WHAT THE TASK REQUIRES » Using the listing below, extract each line that has the word "gained" in it.

ENTRIES PROVIDED »

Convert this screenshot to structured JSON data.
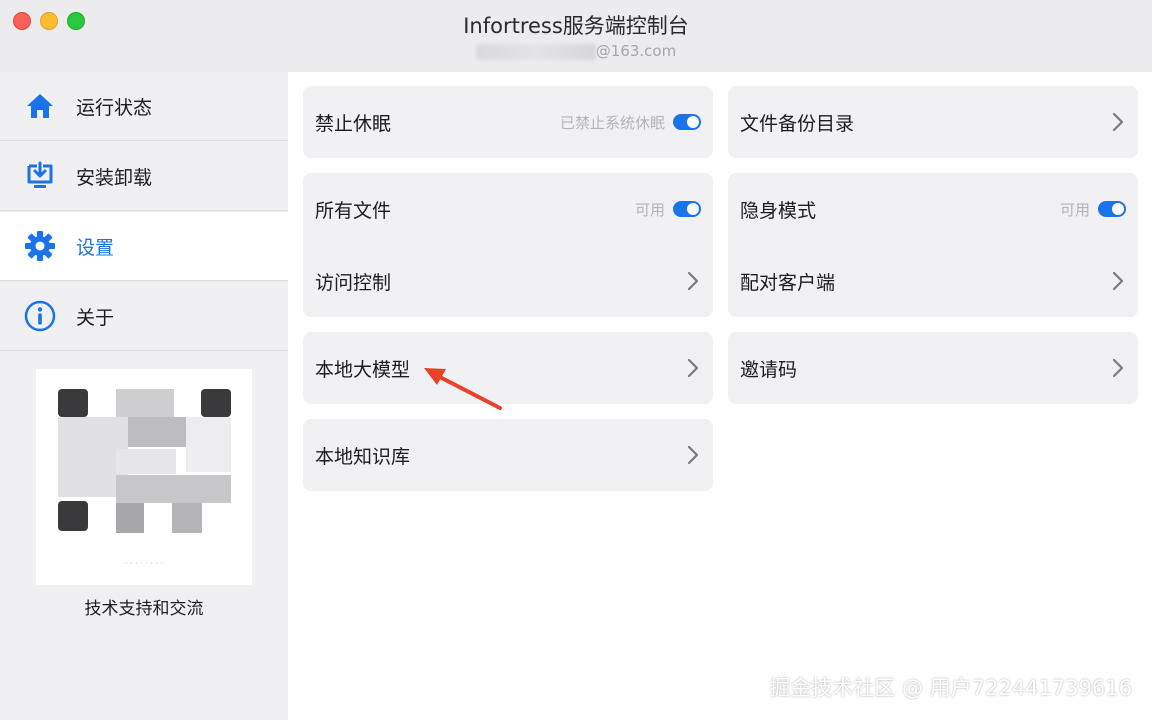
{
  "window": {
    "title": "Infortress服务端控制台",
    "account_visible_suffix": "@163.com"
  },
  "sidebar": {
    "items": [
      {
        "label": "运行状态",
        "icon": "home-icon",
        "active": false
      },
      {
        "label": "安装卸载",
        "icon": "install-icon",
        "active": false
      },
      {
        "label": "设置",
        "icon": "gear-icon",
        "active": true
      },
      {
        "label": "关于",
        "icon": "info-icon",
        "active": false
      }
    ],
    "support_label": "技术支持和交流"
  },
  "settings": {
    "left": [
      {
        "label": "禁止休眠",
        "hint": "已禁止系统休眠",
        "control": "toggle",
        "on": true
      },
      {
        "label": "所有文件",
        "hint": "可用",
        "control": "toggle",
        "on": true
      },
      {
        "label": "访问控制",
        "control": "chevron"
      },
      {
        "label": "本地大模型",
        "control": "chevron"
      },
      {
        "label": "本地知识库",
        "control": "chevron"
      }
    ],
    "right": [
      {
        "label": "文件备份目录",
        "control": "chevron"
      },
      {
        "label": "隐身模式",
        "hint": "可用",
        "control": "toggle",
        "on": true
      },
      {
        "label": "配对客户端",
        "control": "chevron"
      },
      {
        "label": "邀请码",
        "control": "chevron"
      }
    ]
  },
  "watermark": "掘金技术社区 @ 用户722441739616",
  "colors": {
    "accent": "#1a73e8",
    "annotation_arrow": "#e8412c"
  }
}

==

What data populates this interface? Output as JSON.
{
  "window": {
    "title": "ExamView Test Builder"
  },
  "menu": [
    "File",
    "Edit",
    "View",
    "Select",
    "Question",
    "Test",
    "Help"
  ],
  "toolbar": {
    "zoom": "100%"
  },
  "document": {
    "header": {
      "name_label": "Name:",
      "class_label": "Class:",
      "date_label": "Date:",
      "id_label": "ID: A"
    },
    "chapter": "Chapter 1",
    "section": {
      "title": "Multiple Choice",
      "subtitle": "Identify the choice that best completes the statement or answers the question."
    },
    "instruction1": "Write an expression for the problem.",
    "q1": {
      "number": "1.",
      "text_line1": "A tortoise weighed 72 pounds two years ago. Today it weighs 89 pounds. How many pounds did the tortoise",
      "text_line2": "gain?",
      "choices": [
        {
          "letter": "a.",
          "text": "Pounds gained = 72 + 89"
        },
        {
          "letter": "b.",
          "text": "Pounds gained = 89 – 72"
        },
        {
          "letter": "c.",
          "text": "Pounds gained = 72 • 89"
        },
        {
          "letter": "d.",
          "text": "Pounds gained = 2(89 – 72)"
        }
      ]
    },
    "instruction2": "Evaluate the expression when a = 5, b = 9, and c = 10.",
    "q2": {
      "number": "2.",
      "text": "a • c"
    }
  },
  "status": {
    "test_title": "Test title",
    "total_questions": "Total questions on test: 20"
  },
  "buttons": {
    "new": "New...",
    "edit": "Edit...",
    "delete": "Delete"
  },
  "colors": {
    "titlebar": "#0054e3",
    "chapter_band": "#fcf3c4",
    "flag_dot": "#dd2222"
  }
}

--

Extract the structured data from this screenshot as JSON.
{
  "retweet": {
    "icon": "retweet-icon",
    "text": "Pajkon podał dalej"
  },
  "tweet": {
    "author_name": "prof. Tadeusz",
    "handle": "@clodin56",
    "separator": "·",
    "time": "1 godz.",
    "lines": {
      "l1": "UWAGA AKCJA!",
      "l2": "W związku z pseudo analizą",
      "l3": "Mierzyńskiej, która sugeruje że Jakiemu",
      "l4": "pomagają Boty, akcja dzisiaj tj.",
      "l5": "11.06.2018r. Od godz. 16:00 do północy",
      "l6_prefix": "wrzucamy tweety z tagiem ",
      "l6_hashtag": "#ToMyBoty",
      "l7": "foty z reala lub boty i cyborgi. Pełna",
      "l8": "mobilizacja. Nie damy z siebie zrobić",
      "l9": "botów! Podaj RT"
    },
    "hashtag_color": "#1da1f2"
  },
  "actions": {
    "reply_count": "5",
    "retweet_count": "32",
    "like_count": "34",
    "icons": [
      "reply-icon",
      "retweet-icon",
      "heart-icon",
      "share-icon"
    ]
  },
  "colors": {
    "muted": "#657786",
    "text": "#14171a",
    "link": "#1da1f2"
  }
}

FINAL RESULT »
          "text": "Pounds gained = 72 + 89"
          "text": "Pounds gained = 89 – 72"
          "text": "Pounds gained = 72 • 89"
          "text": "Pounds gained = 2(89 – 72)"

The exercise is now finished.